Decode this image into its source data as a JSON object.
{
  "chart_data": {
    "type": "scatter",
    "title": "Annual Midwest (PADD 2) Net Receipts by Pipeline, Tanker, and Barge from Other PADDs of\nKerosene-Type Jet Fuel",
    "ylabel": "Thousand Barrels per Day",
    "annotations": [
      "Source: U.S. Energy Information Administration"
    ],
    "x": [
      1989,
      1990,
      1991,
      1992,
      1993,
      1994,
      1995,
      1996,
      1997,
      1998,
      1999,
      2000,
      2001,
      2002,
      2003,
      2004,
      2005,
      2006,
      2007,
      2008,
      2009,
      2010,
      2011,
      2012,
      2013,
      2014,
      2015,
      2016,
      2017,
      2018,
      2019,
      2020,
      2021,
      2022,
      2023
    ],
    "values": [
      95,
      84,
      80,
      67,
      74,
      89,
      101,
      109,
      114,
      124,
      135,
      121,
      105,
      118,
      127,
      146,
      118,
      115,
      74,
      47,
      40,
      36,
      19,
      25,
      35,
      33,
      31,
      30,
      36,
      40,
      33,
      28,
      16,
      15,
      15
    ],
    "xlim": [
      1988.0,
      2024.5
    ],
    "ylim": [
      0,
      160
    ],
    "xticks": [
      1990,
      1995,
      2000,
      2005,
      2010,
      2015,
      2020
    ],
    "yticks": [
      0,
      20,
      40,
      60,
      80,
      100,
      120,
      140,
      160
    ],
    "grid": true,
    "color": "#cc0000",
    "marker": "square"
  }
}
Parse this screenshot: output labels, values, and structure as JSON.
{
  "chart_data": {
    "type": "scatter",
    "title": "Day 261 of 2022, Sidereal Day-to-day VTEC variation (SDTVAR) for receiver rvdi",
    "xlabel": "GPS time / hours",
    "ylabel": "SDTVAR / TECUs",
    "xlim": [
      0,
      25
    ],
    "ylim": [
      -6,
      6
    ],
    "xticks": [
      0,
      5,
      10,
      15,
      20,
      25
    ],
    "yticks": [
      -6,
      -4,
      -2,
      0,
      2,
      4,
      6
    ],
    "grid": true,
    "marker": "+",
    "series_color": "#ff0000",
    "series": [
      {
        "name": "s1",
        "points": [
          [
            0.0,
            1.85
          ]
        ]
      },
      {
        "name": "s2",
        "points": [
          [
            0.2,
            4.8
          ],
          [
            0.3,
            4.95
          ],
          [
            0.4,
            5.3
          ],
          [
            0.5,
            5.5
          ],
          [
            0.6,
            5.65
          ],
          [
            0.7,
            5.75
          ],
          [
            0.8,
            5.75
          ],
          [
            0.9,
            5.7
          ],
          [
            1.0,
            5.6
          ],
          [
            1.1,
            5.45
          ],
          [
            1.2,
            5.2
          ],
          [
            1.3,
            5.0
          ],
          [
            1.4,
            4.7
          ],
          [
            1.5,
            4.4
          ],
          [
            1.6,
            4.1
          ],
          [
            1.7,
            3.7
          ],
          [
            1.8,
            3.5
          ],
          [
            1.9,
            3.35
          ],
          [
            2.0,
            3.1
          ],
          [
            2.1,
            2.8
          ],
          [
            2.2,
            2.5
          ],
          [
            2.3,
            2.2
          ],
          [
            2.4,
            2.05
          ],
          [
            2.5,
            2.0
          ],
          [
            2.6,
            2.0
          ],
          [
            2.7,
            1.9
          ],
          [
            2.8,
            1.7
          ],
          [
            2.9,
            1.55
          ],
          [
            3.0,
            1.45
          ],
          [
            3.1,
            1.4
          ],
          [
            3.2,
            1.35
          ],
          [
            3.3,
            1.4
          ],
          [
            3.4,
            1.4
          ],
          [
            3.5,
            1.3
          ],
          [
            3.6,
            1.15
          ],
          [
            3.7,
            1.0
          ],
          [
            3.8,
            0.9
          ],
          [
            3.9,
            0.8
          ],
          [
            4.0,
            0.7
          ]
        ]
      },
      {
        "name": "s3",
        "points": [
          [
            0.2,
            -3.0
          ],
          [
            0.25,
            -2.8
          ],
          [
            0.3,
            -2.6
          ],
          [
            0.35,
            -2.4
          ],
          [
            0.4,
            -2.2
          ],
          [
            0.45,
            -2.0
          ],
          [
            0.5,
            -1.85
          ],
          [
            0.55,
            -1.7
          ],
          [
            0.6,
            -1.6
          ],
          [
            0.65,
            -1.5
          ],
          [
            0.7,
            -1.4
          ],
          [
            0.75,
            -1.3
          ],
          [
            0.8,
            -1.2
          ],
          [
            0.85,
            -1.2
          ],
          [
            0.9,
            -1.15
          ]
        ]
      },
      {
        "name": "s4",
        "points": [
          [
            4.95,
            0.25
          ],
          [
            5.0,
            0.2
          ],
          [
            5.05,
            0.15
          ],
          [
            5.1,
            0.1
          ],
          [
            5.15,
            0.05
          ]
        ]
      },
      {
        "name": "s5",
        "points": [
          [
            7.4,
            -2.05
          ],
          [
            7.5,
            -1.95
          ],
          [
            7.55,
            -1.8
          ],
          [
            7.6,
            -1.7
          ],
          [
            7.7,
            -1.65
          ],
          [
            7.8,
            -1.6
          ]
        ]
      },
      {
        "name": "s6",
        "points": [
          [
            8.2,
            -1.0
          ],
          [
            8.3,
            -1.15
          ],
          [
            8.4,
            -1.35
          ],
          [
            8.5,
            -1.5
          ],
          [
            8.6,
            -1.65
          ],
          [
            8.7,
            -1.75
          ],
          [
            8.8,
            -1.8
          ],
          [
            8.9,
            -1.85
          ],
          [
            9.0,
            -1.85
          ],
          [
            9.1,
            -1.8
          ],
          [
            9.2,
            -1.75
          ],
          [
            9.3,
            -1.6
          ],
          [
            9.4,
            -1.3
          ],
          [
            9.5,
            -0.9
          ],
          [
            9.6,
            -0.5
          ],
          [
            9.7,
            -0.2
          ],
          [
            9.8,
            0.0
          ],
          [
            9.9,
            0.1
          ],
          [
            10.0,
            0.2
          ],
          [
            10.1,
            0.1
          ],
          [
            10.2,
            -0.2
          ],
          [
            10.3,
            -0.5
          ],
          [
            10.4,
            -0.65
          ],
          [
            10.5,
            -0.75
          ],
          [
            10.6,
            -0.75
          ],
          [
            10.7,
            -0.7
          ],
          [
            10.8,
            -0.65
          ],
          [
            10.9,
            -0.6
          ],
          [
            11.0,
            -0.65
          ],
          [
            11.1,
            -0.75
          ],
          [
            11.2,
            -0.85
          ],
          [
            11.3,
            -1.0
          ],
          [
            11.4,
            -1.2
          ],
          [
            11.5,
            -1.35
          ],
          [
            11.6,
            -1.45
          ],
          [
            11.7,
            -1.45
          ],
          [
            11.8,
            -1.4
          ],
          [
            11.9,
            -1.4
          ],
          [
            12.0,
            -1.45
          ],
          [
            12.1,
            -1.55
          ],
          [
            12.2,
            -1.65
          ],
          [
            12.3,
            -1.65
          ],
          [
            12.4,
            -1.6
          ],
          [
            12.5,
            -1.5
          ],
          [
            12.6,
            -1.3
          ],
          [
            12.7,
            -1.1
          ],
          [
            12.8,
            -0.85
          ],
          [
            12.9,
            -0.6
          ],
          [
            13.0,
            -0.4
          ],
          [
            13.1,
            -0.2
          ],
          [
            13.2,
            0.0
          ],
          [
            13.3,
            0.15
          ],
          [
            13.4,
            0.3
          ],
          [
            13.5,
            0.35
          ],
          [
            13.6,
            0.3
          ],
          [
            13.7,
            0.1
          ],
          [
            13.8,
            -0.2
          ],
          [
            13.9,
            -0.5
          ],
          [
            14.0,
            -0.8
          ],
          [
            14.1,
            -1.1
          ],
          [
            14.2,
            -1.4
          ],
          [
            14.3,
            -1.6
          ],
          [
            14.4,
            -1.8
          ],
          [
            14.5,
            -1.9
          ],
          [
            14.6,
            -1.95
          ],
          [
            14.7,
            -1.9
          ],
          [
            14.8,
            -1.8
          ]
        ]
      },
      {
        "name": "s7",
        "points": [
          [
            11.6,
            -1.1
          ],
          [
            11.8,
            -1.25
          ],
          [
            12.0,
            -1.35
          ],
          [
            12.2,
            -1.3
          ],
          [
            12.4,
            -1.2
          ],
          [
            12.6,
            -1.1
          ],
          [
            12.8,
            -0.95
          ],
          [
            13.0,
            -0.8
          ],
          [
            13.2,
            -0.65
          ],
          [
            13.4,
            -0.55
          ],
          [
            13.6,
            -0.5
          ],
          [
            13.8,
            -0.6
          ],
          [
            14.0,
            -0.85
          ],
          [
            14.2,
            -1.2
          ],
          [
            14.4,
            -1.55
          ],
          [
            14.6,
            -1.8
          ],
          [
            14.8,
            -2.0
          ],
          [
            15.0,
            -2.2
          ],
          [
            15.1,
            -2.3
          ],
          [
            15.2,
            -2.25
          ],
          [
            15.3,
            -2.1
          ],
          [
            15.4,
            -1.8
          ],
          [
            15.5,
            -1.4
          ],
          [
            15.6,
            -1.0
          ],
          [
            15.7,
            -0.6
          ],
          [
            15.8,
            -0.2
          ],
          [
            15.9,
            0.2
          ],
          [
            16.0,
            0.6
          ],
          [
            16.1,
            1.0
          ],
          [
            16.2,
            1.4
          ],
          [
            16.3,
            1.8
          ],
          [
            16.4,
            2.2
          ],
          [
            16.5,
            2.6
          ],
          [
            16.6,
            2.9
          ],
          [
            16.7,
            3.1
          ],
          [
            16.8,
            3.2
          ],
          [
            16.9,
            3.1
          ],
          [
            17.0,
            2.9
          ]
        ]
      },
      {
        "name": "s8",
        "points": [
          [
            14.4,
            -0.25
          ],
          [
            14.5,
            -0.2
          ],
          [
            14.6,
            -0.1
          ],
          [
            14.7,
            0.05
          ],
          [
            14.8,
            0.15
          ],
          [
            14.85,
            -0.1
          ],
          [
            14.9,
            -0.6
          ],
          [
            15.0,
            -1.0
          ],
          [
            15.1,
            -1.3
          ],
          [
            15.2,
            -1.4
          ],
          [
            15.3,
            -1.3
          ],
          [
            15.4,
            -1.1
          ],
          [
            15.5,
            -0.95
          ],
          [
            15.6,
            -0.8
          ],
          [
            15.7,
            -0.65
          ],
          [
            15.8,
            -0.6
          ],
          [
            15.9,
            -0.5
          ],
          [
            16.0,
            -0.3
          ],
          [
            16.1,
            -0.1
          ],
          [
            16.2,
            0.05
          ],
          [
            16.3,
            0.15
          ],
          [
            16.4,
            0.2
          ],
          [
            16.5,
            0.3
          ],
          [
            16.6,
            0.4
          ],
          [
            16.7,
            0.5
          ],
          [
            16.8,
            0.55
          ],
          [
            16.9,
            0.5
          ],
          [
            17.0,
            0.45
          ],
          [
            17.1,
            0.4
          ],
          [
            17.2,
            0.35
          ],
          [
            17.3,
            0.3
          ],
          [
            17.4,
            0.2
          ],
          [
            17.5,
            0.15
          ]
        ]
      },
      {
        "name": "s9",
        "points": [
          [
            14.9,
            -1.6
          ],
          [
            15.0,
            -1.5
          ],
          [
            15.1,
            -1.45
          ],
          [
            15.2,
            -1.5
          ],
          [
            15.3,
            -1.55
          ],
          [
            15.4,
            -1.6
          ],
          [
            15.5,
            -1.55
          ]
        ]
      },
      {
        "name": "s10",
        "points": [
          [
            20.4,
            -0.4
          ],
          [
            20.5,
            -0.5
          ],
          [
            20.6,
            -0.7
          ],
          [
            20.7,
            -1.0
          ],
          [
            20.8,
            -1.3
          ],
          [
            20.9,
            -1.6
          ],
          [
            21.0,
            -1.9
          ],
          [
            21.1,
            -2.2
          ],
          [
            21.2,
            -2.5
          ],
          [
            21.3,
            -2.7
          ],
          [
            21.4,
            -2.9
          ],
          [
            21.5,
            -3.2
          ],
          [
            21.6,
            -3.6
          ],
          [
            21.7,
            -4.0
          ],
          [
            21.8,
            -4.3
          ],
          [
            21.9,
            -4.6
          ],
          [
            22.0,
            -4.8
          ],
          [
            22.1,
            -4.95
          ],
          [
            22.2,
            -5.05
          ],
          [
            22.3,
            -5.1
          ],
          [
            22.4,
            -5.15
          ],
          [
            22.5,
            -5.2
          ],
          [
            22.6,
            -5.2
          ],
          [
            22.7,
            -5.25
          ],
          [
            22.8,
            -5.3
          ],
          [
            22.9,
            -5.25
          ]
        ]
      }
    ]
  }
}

● ● ● ●

WRITTEN REQUEST:
In the listing, find all lines with the string "values" and copy them.

WRITTEN ANSWER:
    "values": [
Parse this screenshot: output labels, values, and structure as JSON.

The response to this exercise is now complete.